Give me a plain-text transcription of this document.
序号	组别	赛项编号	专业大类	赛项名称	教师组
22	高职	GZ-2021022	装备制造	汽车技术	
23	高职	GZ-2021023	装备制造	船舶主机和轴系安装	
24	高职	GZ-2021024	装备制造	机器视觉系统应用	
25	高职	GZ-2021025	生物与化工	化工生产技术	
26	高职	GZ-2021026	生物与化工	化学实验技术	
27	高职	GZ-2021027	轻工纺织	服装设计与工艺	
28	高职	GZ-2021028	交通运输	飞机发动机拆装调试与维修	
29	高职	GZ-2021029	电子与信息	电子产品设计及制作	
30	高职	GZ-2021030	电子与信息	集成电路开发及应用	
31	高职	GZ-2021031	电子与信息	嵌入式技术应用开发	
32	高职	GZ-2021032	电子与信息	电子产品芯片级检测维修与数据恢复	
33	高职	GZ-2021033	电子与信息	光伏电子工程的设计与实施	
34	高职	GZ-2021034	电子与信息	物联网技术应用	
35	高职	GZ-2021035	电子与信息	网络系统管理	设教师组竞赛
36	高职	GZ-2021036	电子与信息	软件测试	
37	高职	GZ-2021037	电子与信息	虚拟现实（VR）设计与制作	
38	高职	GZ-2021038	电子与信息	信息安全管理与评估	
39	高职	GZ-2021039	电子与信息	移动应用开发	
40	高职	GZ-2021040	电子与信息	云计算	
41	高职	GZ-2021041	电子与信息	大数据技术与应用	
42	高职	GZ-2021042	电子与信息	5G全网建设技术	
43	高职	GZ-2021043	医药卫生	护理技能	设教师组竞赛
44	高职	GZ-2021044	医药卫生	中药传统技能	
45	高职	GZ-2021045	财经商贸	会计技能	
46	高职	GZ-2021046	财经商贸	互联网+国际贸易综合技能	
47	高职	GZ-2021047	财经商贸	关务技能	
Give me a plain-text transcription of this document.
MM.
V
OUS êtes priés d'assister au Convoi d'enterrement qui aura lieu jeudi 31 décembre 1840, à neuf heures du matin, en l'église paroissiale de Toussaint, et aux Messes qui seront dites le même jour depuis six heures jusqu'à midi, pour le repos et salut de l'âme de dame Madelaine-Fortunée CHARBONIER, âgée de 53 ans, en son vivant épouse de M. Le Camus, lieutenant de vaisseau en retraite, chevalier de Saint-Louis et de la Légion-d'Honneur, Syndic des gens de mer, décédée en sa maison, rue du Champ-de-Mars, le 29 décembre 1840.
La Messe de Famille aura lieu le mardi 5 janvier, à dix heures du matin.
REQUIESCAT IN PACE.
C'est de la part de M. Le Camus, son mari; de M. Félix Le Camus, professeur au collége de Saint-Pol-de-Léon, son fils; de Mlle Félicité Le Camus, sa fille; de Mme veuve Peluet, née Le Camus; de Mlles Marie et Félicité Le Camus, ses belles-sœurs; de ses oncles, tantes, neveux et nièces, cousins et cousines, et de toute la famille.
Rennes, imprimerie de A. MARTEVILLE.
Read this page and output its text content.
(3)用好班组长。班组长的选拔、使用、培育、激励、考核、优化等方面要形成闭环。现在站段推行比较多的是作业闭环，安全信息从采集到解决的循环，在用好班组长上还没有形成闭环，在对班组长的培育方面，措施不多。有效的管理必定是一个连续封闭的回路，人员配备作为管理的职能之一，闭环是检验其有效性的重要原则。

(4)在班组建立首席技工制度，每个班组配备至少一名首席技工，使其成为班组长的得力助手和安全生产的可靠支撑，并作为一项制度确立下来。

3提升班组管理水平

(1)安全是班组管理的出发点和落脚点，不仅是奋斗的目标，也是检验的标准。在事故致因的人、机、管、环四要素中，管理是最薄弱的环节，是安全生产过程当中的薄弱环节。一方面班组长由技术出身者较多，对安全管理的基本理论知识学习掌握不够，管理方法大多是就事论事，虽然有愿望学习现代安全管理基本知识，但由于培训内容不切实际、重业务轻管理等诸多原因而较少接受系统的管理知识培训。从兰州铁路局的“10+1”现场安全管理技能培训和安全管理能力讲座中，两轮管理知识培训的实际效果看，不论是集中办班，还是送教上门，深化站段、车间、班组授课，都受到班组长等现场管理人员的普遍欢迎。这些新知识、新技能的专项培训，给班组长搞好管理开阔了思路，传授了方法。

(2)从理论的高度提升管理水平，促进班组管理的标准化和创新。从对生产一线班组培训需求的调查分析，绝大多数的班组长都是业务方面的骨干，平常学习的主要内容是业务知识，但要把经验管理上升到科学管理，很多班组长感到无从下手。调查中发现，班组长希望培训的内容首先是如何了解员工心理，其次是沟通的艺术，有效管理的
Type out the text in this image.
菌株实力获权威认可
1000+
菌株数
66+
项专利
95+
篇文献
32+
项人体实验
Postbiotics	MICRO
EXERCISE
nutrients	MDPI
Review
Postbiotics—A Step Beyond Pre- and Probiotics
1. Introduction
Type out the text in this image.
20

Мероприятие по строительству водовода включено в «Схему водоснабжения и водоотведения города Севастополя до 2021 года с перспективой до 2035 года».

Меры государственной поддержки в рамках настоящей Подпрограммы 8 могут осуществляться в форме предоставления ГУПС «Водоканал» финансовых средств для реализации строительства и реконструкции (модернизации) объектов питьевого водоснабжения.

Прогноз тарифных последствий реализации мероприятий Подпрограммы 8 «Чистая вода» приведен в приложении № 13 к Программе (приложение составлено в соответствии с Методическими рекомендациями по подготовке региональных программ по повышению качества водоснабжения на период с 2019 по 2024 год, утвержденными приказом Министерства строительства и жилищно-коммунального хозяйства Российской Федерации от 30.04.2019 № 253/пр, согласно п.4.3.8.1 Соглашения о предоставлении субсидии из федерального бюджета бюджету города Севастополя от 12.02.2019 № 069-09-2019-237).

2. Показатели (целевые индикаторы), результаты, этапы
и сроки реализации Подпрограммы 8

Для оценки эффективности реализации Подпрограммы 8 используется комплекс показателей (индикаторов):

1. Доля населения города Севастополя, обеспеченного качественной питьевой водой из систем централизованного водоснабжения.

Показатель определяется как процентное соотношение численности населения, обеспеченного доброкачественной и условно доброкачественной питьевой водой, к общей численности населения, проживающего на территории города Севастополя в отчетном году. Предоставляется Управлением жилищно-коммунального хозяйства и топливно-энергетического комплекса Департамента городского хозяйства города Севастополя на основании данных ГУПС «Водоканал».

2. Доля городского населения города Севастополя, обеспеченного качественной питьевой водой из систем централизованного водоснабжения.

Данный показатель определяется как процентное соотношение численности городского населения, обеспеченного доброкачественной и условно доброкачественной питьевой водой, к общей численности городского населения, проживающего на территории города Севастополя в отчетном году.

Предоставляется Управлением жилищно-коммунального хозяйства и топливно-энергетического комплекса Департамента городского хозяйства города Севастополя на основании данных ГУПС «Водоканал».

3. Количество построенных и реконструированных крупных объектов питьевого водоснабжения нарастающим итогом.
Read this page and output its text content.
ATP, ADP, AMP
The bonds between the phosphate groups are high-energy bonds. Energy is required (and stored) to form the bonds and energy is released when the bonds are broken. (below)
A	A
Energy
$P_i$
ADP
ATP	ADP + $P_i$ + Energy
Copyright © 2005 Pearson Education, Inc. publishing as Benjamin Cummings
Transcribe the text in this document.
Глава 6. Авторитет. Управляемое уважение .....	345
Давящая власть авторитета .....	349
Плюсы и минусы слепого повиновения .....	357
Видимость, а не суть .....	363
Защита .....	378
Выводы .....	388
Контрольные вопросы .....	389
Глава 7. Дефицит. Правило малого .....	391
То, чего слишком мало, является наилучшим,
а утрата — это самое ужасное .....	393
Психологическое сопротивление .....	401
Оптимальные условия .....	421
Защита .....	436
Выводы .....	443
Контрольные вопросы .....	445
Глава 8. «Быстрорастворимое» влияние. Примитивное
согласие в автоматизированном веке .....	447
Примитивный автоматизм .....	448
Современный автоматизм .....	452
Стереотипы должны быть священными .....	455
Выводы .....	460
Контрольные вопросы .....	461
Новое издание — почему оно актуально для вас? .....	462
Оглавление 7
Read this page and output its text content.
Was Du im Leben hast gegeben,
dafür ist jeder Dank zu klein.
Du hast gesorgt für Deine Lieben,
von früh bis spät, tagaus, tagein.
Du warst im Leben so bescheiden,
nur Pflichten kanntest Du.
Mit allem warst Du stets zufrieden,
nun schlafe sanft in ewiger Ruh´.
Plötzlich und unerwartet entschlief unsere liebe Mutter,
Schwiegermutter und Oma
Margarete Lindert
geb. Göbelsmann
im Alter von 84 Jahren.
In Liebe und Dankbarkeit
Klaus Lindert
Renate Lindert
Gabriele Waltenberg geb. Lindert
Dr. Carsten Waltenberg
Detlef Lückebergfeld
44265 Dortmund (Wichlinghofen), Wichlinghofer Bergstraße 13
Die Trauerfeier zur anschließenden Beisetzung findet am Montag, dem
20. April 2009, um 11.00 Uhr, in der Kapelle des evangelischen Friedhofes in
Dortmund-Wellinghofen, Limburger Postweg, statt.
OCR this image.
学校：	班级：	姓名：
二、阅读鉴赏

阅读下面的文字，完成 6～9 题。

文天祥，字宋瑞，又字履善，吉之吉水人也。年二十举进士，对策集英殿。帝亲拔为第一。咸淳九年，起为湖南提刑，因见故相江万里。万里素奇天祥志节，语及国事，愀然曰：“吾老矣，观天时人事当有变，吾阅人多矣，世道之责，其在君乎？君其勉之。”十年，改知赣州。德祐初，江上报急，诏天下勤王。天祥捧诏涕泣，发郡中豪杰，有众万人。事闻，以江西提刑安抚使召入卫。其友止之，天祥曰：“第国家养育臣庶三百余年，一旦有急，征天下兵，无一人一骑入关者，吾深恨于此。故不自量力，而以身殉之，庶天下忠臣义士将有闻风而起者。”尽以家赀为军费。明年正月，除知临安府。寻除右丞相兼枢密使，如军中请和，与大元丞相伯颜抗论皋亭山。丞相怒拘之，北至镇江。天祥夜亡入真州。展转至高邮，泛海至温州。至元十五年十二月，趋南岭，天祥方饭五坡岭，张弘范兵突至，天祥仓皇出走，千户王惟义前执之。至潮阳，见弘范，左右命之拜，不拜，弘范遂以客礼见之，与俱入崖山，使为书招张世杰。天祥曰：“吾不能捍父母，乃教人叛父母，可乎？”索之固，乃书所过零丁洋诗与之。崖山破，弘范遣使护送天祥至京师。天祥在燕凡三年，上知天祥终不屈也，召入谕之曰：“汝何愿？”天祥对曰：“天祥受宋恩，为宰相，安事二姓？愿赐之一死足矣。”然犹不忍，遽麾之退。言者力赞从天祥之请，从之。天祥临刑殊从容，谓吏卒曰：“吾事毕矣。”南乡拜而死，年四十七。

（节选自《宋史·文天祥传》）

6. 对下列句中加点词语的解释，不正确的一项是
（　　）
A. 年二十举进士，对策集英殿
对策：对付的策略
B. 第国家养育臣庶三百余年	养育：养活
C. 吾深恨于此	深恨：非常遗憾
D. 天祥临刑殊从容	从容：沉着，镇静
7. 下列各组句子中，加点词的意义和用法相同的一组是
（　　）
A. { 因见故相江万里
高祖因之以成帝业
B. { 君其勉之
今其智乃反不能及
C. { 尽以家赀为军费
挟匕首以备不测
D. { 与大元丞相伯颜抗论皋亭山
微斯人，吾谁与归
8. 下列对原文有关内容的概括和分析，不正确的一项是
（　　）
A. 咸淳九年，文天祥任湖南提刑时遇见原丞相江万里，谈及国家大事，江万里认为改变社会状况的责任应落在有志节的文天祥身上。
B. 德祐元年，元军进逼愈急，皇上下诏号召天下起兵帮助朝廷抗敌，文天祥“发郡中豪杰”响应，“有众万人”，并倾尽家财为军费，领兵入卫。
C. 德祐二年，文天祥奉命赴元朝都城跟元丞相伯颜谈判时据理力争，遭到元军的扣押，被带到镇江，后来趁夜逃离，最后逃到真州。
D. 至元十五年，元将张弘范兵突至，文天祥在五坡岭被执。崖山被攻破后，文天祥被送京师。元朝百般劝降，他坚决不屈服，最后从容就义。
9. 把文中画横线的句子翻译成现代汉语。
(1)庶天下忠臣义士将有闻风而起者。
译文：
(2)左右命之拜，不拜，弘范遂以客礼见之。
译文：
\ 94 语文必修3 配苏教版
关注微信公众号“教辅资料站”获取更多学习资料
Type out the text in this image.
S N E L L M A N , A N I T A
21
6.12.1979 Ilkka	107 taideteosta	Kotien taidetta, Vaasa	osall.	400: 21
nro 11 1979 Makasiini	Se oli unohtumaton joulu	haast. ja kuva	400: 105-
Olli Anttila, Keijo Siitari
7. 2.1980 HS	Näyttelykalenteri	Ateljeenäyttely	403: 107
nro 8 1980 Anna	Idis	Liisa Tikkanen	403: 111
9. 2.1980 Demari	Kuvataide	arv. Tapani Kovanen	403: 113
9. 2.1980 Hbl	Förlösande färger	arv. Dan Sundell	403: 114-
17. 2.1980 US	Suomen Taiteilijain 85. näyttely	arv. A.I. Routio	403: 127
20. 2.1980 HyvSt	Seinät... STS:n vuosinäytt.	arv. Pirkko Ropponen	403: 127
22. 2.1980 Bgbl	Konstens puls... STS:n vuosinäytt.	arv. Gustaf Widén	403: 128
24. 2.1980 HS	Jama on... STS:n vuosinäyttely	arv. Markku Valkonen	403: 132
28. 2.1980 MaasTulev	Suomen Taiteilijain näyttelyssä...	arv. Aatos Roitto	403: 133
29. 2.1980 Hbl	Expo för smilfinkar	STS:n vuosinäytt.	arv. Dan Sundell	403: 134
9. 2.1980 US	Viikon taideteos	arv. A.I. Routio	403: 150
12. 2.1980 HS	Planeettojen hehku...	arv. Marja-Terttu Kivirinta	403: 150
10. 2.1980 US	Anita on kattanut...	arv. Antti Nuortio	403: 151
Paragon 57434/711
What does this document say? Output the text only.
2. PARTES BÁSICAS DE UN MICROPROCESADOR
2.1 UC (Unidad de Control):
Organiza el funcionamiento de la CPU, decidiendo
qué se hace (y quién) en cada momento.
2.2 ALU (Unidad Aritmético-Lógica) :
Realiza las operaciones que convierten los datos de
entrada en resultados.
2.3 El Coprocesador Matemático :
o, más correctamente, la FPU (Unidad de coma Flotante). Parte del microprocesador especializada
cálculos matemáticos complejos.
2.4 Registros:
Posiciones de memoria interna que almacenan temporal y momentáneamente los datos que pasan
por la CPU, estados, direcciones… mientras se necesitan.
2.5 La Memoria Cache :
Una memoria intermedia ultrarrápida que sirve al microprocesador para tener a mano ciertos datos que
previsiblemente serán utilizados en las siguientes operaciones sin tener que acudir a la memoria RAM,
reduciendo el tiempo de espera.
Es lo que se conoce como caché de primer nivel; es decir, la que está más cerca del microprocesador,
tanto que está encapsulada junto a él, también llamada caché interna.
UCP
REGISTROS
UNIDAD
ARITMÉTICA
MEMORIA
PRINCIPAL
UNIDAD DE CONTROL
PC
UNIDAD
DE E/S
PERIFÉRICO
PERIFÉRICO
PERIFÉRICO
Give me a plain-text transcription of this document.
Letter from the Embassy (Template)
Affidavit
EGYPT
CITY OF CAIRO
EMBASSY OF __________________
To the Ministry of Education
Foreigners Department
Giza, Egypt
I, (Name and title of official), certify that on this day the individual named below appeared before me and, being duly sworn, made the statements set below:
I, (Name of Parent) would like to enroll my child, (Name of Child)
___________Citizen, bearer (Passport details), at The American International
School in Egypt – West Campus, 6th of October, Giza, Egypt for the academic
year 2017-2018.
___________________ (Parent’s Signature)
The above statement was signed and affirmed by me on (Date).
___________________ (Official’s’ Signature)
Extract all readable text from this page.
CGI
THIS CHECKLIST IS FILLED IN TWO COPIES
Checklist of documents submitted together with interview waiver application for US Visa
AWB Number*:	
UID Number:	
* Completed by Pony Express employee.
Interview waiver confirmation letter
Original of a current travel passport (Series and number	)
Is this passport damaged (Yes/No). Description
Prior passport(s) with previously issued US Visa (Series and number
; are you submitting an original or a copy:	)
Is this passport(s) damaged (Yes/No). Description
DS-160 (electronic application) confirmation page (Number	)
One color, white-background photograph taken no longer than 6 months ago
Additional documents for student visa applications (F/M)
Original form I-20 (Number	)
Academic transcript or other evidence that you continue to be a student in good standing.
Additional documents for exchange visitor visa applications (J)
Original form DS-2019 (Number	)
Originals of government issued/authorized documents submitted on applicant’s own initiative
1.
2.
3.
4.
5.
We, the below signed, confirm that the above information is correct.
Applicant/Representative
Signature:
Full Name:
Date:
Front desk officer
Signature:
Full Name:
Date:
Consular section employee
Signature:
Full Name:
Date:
▬▬▬
*EXERCISE AIM*:
Where a line of the data holds "天祥临刑殊从容", show that line.

*COMPLETE RESPONSE*:
文天祥，字宋瑞，又字履善，吉之吉水人也。年二十举进士，对策集英殿。帝亲拔为第一。咸淳九年，起为湖南提刑，因见故相江万里。万里素奇天祥志节，语及国事，愀然曰：“吾老矣，观天时人事当有变，吾阅人多矣，世道之责，其在君乎？君其勉之。”十年，改知赣州。德祐初，江上报急，诏天下勤王。天祥捧诏涕泣，发郡中豪杰，有众万人。事闻，以江西提刑安抚使召入卫。其友止之，天祥曰：“第国家养育臣庶三百余年，一旦有急，征天下兵，无一人一骑入关者，吾深恨于此。故不自量力，而以身殉之，庶天下忠臣义士将有闻风而起者。”尽以家赀为军费。明年正月，除知临安府。寻除右丞相兼枢密使，如军中请和，与大元丞相伯颜抗论皋亭山。丞相怒拘之，北至镇江。天祥夜亡入真州。展转至高邮，泛海至温州。至元十五年十二月，趋南岭，天祥方饭五坡岭，张弘范兵突至，天祥仓皇出走，千户王惟义前执之。至潮阳，见弘范，左右命之拜，不拜，弘范遂以客礼见之，与俱入崖山，使为书招张世杰。天祥曰：“吾不能捍父母，乃教人叛父母，可乎？”索之固，乃书所过零丁洋诗与之。崖山破，弘范遣使护送天祥至京师。天祥在燕凡三年，上知天祥终不屈也，召入谕之曰：“汝何愿？”天祥对曰：“天祥受宋恩，为宰相，安事二姓？愿赐之一死足矣。”然犹不忍，遽麾之退。言者力赞从天祥之请，从之。天祥临刑殊从容，谓吏卒曰：“吾事毕矣。”南乡拜而死，年四十七。
D. 天祥临刑殊从容	从容：沉着，镇静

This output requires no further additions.